------ DATA LINES ------

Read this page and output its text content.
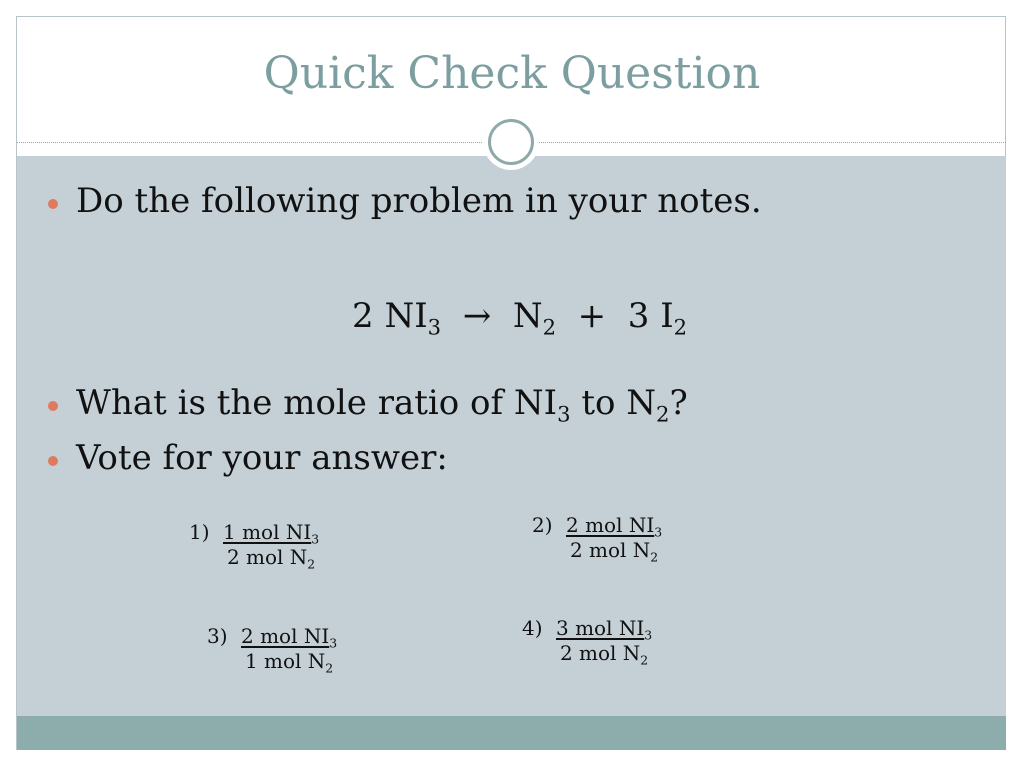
Quick Check Question
Do the following problem in your notes.
2 $NI_3 \to N_2 + 3$ $I_2$
What is the mole ratio of $NI_3$ to $N_2$?
Vote for your answer:
$1) \frac{1 mol NI_3}{2 mol N_2}$	$2) \frac{2 mol NI_3}{2 mol N_2}$
$3) \frac{2 mol NI_3}{1 mol N_2}$	$4) \frac{3 mol NI_3}{2 mol N_2}$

------

DESCRIPTION OF THE TASK>
Every entry should be returned exactly as written, minus the pictures.

WORKED ANSWER>
Read this page and output its text content.
Quick Check Question
Do the following problem in your notes.
2 $NI_3 \to N_2 + 3$ $I_2$
What is the mole ratio of $NI_3$ to $N_2$?
Vote for your answer:
$1) \frac{1 mol NI_3}{2 mol N_2}$	$2) \frac{2 mol NI_3}{2 mol N_2}$
$3) \frac{2 mol NI_3}{1 mol N_2}$	$4) \frac{3 mol NI_3}{2 mol N_2}$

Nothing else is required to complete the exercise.